▼

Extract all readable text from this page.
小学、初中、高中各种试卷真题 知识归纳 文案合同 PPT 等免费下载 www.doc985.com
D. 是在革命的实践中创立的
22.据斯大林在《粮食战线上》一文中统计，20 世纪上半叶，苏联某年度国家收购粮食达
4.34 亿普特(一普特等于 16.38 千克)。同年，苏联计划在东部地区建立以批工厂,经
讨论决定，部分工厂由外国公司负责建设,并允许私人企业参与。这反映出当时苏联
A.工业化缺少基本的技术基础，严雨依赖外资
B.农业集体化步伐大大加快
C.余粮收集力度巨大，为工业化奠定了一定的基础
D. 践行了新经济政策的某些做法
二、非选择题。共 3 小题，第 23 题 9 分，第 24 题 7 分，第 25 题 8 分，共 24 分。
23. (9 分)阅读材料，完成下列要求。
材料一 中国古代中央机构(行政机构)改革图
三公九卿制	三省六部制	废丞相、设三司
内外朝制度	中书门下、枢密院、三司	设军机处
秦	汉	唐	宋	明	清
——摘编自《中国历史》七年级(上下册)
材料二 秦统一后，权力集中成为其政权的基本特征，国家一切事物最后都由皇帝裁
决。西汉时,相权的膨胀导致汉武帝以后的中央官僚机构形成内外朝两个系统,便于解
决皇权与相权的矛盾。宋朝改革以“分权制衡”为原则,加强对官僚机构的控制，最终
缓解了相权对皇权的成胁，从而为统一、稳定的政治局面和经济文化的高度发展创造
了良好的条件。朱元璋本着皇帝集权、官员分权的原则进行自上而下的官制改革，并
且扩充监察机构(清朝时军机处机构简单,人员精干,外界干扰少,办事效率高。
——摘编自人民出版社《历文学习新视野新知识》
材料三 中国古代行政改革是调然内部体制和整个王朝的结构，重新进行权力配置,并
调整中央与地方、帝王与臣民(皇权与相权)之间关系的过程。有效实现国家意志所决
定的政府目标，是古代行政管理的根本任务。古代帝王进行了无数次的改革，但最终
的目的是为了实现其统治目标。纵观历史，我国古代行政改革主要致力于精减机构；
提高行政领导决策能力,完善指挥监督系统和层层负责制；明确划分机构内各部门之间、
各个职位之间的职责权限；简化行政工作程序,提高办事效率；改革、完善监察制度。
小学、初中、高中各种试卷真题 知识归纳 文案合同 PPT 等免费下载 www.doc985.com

▲

Print out all the entries precisely as written.

Extract all readable text from this page.
小学、初中、高中各种试卷真题 知识归纳 文案合同 PPT 等免费下载 www.doc985.com
D. 是在革命的实践中创立的
22.据斯大林在《粮食战线上》一文中统计，20 世纪上半叶，苏联某年度国家收购粮食达
4.34 亿普特(一普特等于 16.38 千克)。同年，苏联计划在东部地区建立以批工厂,经
讨论决定，部分工厂由外国公司负责建设,并允许私人企业参与。这反映出当时苏联
A.工业化缺少基本的技术基础，严雨依赖外资
B.农业集体化步伐大大加快
C.余粮收集力度巨大，为工业化奠定了一定的基础
D. 践行了新经济政策的某些做法
二、非选择题。共 3 小题，第 23 题 9 分，第 24 题 7 分，第 25 题 8 分，共 24 分。
23. (9 分)阅读材料，完成下列要求。
材料一 中国古代中央机构(行政机构)改革图
三公九卿制	三省六部制	废丞相、设三司
内外朝制度	中书门下、枢密院、三司	设军机处
秦	汉	唐	宋	明	清
——摘编自《中国历史》七年级(上下册)
材料二 秦统一后，权力集中成为其政权的基本特征，国家一切事物最后都由皇帝裁
决。西汉时,相权的膨胀导致汉武帝以后的中央官僚机构形成内外朝两个系统,便于解
决皇权与相权的矛盾。宋朝改革以“分权制衡”为原则,加强对官僚机构的控制，最终
缓解了相权对皇权的成胁，从而为统一、稳定的政治局面和经济文化的高度发展创造
了良好的条件。朱元璋本着皇帝集权、官员分权的原则进行自上而下的官制改革，并
且扩充监察机构(清朝时军机处机构简单,人员精干,外界干扰少,办事效率高。
——摘编自人民出版社《历文学习新视野新知识》
材料三 中国古代行政改革是调然内部体制和整个王朝的结构，重新进行权力配置,并
调整中央与地方、帝王与臣民(皇权与相权)之间关系的过程。有效实现国家意志所决
定的政府目标，是古代行政管理的根本任务。古代帝王进行了无数次的改革，但最终
的目的是为了实现其统治目标。纵观历史，我国古代行政改革主要致力于精减机构；
提高行政领导决策能力,完善指挥监督系统和层层负责制；明确划分机构内各部门之间、
各个职位之间的职责权限；简化行政工作程序,提高办事效率；改革、完善监察制度。
小学、初中、高中各种试卷真题 知识归纳 文案合同 PPT 等免费下载 www.doc985.com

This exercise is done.